[Data excerpts]
————————
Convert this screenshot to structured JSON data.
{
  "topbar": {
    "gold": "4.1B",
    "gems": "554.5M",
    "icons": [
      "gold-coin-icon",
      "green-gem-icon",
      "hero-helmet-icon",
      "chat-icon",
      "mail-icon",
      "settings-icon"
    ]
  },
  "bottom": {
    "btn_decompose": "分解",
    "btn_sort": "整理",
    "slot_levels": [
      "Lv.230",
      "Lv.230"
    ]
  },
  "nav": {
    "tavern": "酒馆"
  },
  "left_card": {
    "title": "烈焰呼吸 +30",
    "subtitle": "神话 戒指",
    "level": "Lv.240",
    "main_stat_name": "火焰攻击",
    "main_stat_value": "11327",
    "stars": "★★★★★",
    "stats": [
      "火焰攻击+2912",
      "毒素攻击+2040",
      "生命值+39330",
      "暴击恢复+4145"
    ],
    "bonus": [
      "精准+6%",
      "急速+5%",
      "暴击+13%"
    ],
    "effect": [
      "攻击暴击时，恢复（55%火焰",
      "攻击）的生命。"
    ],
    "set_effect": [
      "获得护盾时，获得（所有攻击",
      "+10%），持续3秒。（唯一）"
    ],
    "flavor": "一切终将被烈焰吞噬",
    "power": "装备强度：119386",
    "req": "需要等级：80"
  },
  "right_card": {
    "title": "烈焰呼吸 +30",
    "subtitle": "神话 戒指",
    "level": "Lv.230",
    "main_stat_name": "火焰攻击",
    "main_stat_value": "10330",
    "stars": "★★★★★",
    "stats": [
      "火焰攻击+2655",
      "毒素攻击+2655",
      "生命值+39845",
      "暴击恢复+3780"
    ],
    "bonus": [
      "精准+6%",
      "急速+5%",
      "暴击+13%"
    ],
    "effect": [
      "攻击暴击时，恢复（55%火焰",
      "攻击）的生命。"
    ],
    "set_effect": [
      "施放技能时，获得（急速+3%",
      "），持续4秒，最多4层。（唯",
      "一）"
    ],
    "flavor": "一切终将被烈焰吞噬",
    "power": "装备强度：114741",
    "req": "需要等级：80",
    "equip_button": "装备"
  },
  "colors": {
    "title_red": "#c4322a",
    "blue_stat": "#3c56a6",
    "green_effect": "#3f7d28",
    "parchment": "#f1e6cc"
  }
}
————————
▸ **Task directions**:
Restate every line of the data word for word.

▸ **Worked answer**:
Convert this screenshot to structured JSON data.
{
  "topbar": {
    "gold": "4.1B",
    "gems": "554.5M",
    "icons": [
      "gold-coin-icon",
      "green-gem-icon",
      "hero-helmet-icon",
      "chat-icon",
      "mail-icon",
      "settings-icon"
    ]
  },
  "bottom": {
    "btn_decompose": "分解",
    "btn_sort": "整理",
    "slot_levels": [
      "Lv.230",
      "Lv.230"
    ]
  },
  "nav": {
    "tavern": "酒馆"
  },
  "left_card": {
    "title": "烈焰呼吸 +30",
    "subtitle": "神话 戒指",
    "level": "Lv.240",
    "main_stat_name": "火焰攻击",
    "main_stat_value": "11327",
    "stars": "★★★★★",
    "stats": [
      "火焰攻击+2912",
      "毒素攻击+2040",
      "生命值+39330",
      "暴击恢复+4145"
    ],
    "bonus": [
      "精准+6%",
      "急速+5%",
      "暴击+13%"
    ],
    "effect": [
      "攻击暴击时，恢复（55%火焰",
      "攻击）的生命。"
    ],
    "set_effect": [
      "获得护盾时，获得（所有攻击",
      "+10%），持续3秒。（唯一）"
    ],
    "flavor": "一切终将被烈焰吞噬",
    "power": "装备强度：119386",
    "req": "需要等级：80"
  },
  "right_card": {
    "title": "烈焰呼吸 +30",
    "subtitle": "神话 戒指",
    "level": "Lv.230",
    "main_stat_name": "火焰攻击",
    "main_stat_value": "10330",
    "stars": "★★★★★",
    "stats": [
      "火焰攻击+2655",
      "毒素攻击+2655",
      "生命值+39845",
      "暴击恢复+3780"
    ],
    "bonus": [
      "精准+6%",
      "急速+5%",
      "暴击+13%"
    ],
    "effect": [
      "攻击暴击时，恢复（55%火焰",
      "攻击）的生命。"
    ],
    "set_effect": [
      "施放技能时，获得（急速+3%",
      "），持续4秒，最多4层。（唯",
      "一）"
    ],
    "flavor": "一切终将被烈焰吞噬",
    "power": "装备强度：114741",
    "req": "需要等级：80",
    "equip_button": "装备"
  },
  "colors": {
    "title_red": "#c4322a",
    "blue_stat": "#3c56a6",
    "green_effect": "#3f7d28",
    "parchment": "#f1e6cc"
  }
}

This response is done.